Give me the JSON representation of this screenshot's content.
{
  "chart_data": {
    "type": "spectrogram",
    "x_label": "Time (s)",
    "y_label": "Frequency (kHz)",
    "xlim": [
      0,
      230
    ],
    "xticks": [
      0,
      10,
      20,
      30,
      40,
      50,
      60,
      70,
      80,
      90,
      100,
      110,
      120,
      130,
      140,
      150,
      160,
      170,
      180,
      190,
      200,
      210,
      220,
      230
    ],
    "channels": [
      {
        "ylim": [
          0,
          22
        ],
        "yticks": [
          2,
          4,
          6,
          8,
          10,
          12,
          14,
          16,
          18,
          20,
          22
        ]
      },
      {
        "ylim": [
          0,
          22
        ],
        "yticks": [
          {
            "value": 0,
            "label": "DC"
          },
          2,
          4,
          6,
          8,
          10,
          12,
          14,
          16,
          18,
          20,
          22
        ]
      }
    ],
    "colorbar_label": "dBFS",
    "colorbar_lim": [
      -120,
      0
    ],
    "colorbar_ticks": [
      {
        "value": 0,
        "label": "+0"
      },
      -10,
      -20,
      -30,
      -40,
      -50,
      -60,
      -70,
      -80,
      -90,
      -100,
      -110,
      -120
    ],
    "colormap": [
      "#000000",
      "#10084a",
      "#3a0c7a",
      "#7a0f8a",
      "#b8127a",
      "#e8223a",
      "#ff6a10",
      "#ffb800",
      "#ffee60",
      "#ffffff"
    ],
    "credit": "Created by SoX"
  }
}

________

**YOUR OBJECTIVE:**
Print every record exactly as it was given.

**EXERCISE SOLUTION:**
Give me the JSON representation of this screenshot's content.
{
  "chart_data": {
    "type": "spectrogram",
    "x_label": "Time (s)",
    "y_label": "Frequency (kHz)",
    "xlim": [
      0,
      230
    ],
    "xticks": [
      0,
      10,
      20,
      30,
      40,
      50,
      60,
      70,
      80,
      90,
      100,
      110,
      120,
      130,
      140,
      150,
      160,
      170,
      180,
      190,
      200,
      210,
      220,
      230
    ],
    "channels": [
      {
        "ylim": [
          0,
          22
        ],
        "yticks": [
          2,
          4,
          6,
          8,
          10,
          12,
          14,
          16,
          18,
          20,
          22
        ]
      },
      {
        "ylim": [
          0,
          22
        ],
        "yticks": [
          {
            "value": 0,
            "label": "DC"
          },
          2,
          4,
          6,
          8,
          10,
          12,
          14,
          16,
          18,
          20,
          22
        ]
      }
    ],
    "colorbar_label": "dBFS",
    "colorbar_lim": [
      -120,
      0
    ],
    "colorbar_ticks": [
      {
        "value": 0,
        "label": "+0"
      },
      -10,
      -20,
      -30,
      -40,
      -50,
      -60,
      -70,
      -80,
      -90,
      -100,
      -110,
      -120
    ],
    "colormap": [
      "#000000",
      "#10084a",
      "#3a0c7a",
      "#7a0f8a",
      "#b8127a",
      "#e8223a",
      "#ff6a10",
      "#ffb800",
      "#ffee60",
      "#ffffff"
    ],
    "credit": "Created by SoX"
  }
}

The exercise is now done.